— Start of Document excerpt —

"Duane Maxwell" dmaxwell@san.rr.com wrote: Am I correct that your parser requires recompilation to support different character sets?
No. There are four internal encodings: LAT1 ISO Latin 1 (or ASCII) UTF8 UCS2 UCS4 The *internal* encoding must be selected at compile time. There are several external encodings: ISO Latin 1 other 8-bit ASCII extension (table-driven) UTF8 UCS2-big-endian UCS2-little-endian UCS4-big-endian UCS4-little-endian The *external* encoding is selected at run time. The hack described in the XML 1.0 specification lets you figure out UCS2-BE, UCS2-LE, UCS4-BE, UCS4-LE, or some 8-bit code, because the first character of an XML document must be space, tab, carriage return, line feed, or '<' (or possibly a byte order mark; I've tried to determine what Unicode 3.0 + XML 1.0 together say about that, but I'm at at all sure). For figuring out which 8-bit code you have, XML 1.0 says you _have_ to handle UTF8, and _don't_ have to handle anything else, so the hack could suffice. But that's why we have XML declarations. So you have to start on the assumption that it's UTF-8 (no, starting on the assumption that it's Latin-1 is *not* allowed by the XML 1.0 specification) and then switch when you find the XML declaration. With 4*7 = 28 combinations, you can see that there's a lot of code; fortunately some cases are easy, so it's not as bad as it sounds. In order to get good performance, the recoding is done a block at a time. Unfortunately, that means that I may have to switch from UTF8 to some other 8-bit code partway through a block, and that was *tough* to get right.
There are some nasty little quirks in XML. For example, what if you auto-detect that the input is UCS2, but then the XML declaration says the encoding is UTF8? Or you auto-detect that it's an 8-bit code, but then the XML declaration says it's UCS2? On the assumption that such a clash could come about if a document was recoded by another program that didn't know or care about XML declarations, I decided to just write a warning message and keep going.
non-white-space characters
> (2) Output method. > Generate CXML text? > Generate ESIS text? > Generate Lisp, Erlang, Prolog text? > Have SAX-*like* interface? > > Have exact SAX interface? > Have DOM-*like* interface? > Have exact DOM interface (not actually possible in C)? > Have Lisp, Erlang, Prolog, Smalltalk interface? > Have DVM interface? > Have JDOM interface? > > My parser provides the options above the blank line, all based on > the event-oriented interface (an idea older than SGML, but nowadays > credited to SAX). Again, this code dominates the parsing code in > size. A SAX-*like* (but not SAX) interface can be small and very > easy to use. I believe that none of those are part of the XML specification - those are potential representations of the parsed text. Indeed. But *some* representation must be provided. And the DOM is a W3C recommendation in the same way that XML itself is.
See, there are lots of other variations.
- Do you support the XML Base recommendation or not? [Not in XML 1.0, but W3C think it's part of the Core.]
- Do you support Namespaces or not? [Not in XML 1.0, but W3C think it's part of the Core.]
- Do you support XML Include or not? [Not in XML 1.0, but W3C think it's part of the Core.]
I have been personally assured, via E-mail, by some W3C people, that they don't regard any parser that doesn't support all of these things as a "real" XML parser, and if most of the parsers I had ready access to didn't support them, that was just my tough luck.

— End of Document excerpt —

- _Set task_
Reproduce verbatim the portion of the XML parser discussion that begins at the words "See, there are" and ends after "my tough luck.".

— Start of Source excerpt —

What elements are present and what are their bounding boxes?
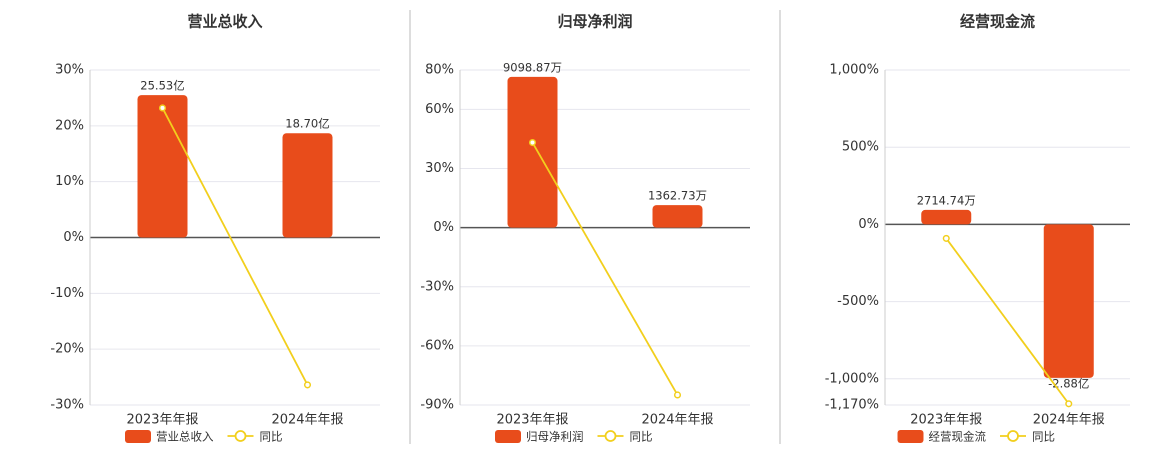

— End of Source excerpt —

- _Result of the task_
See, there are lots of other variations.
- Do you support the XML Base recommendation or not? [Not in XML 1.0, but W3C think it's part of the Core.]
- Do you support Namespaces or not? [Not in XML 1.0, but W3C think it's part of the Core.]
- Do you support XML Include or not? [Not in XML 1.0, but W3C think it's part of the Core.]
I have been personally assured, via E-mail, by some W3C people, that they don't regard any parser that doesn't support all of these things as a "real" XML parser, and if most of the parsers I had ready access to didn't support them, that was just my tough luck.